__OBJECTIVE__
The exercise asks for every line of the data to be reproduced exactly.
======== PROVIDED ENTRIES ========
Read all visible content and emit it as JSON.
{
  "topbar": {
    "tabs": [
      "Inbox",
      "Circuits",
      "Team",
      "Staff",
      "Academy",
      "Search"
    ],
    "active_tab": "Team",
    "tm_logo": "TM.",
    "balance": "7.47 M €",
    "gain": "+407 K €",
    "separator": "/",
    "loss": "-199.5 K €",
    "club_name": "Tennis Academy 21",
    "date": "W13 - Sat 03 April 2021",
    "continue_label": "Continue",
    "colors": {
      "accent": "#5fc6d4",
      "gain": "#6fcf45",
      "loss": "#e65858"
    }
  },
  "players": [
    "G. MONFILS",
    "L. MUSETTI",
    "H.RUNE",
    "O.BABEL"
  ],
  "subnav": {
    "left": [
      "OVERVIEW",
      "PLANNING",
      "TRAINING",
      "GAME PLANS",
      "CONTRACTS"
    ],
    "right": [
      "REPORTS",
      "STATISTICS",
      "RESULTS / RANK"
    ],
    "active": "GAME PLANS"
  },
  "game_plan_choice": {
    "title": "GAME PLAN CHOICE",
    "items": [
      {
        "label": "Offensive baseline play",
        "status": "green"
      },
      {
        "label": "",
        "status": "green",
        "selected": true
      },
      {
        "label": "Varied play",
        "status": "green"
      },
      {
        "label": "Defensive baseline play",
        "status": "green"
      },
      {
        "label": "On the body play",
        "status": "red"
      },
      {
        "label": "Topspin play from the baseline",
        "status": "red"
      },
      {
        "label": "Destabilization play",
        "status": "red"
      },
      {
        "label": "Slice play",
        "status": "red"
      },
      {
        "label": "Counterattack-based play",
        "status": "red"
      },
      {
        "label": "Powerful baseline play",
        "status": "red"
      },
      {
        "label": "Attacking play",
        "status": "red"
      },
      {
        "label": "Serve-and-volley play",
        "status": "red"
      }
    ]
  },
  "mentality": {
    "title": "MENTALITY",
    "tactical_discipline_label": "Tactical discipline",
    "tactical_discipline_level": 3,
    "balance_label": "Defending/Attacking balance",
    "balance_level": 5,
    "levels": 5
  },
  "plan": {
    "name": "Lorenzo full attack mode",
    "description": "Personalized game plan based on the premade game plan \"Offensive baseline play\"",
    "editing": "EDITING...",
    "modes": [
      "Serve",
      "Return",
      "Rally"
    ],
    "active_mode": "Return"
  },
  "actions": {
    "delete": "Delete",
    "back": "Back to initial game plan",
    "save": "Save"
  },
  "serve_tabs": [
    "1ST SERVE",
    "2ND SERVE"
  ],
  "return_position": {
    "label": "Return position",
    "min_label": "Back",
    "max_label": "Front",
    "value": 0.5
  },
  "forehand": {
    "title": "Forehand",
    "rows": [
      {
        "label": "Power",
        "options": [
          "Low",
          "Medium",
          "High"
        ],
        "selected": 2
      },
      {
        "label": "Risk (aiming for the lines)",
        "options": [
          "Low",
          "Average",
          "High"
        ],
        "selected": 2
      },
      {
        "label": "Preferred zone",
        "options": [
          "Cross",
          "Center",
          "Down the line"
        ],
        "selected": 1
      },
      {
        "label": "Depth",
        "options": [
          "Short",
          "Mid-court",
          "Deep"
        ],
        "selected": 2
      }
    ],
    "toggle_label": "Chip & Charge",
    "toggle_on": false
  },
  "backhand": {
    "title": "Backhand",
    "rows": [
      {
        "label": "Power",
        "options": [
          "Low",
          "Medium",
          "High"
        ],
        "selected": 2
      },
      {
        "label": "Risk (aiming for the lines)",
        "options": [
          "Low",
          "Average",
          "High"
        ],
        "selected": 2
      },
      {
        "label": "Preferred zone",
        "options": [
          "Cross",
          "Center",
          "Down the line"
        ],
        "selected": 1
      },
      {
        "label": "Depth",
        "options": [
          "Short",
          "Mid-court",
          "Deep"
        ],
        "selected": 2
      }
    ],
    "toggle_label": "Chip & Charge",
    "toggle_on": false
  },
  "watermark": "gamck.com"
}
========
__EXERCISE RESPONSE__
Read all visible content and emit it as JSON.
{
  "topbar": {
    "tabs": [
      "Inbox",
      "Circuits",
      "Team",
      "Staff",
      "Academy",
      "Search"
    ],
    "active_tab": "Team",
    "tm_logo": "TM.",
    "balance": "7.47 M €",
    "gain": "+407 K €",
    "separator": "/",
    "loss": "-199.5 K €",
    "club_name": "Tennis Academy 21",
    "date": "W13 - Sat 03 April 2021",
    "continue_label": "Continue",
    "colors": {
      "accent": "#5fc6d4",
      "gain": "#6fcf45",
      "loss": "#e65858"
    }
  },
  "players": [
    "G. MONFILS",
    "L. MUSETTI",
    "H.RUNE",
    "O.BABEL"
  ],
  "subnav": {
    "left": [
      "OVERVIEW",
      "PLANNING",
      "TRAINING",
      "GAME PLANS",
      "CONTRACTS"
    ],
    "right": [
      "REPORTS",
      "STATISTICS",
      "RESULTS / RANK"
    ],
    "active": "GAME PLANS"
  },
  "game_plan_choice": {
    "title": "GAME PLAN CHOICE",
    "items": [
      {
        "label": "Offensive baseline play",
        "status": "green"
      },
      {
        "label": "",
        "status": "green",
        "selected": true
      },
      {
        "label": "Varied play",
        "status": "green"
      },
      {
        "label": "Defensive baseline play",
        "status": "green"
      },
      {
        "label": "On the body play",
        "status": "red"
      },
      {
        "label": "Topspin play from the baseline",
        "status": "red"
      },
      {
        "label": "Destabilization play",
        "status": "red"
      },
      {
        "label": "Slice play",
        "status": "red"
      },
      {
        "label": "Counterattack-based play",
        "status": "red"
      },
      {
        "label": "Powerful baseline play",
        "status": "red"
      },
      {
        "label": "Attacking play",
        "status": "red"
      },
      {
        "label": "Serve-and-volley play",
        "status": "red"
      }
    ]
  },
  "mentality": {
    "title": "MENTALITY",
    "tactical_discipline_label": "Tactical discipline",
    "tactical_discipline_level": 3,
    "balance_label": "Defending/Attacking balance",
    "balance_level": 5,
    "levels": 5
  },
  "plan": {
    "name": "Lorenzo full attack mode",
    "description": "Personalized game plan based on the premade game plan \"Offensive baseline play\"",
    "editing": "EDITING...",
    "modes": [
      "Serve",
      "Return",
      "Rally"
    ],
    "active_mode": "Return"
  },
  "actions": {
    "delete": "Delete",
    "back": "Back to initial game plan",
    "save": "Save"
  },
  "serve_tabs": [
    "1ST SERVE",
    "2ND SERVE"
  ],
  "return_position": {
    "label": "Return position",
    "min_label": "Back",
    "max_label": "Front",
    "value": 0.5
  },
  "forehand": {
    "title": "Forehand",
    "rows": [
      {
        "label": "Power",
        "options": [
          "Low",
          "Medium",
          "High"
        ],
        "selected": 2
      },
      {
        "label": "Risk (aiming for the lines)",
        "options": [
          "Low",
          "Average",
          "High"
        ],
        "selected": 2
      },
      {
        "label": "Preferred zone",
        "options": [
          "Cross",
          "Center",
          "Down the line"
        ],
        "selected": 1
      },
      {
        "label": "Depth",
        "options": [
          "Short",
          "Mid-court",
          "Deep"
        ],
        "selected": 2
      }
    ],
    "toggle_label": "Chip & Charge",
    "toggle_on": false
  },
  "backhand": {
    "title": "Backhand",
    "rows": [
      {
        "label": "Power",
        "options": [
          "Low",
          "Medium",
          "High"
        ],
        "selected": 2
      },
      {
        "label": "Risk (aiming for the lines)",
        "options": [
          "Low",
          "Average",
          "High"
        ],
        "selected": 2
      },
      {
        "label": "Preferred zone",
        "options": [
          "Cross",
          "Center",
          "Down the line"
        ],
        "selected": 1
      },
      {
        "label": "Depth",
        "options": [
          "Short",
          "Mid-court",
          "Deep"
        ],
        "selected": 2
      }
    ],
    "toggle_label": "Chip & Charge",
    "toggle_on": false
  },
  "watermark": "gamck.com"
}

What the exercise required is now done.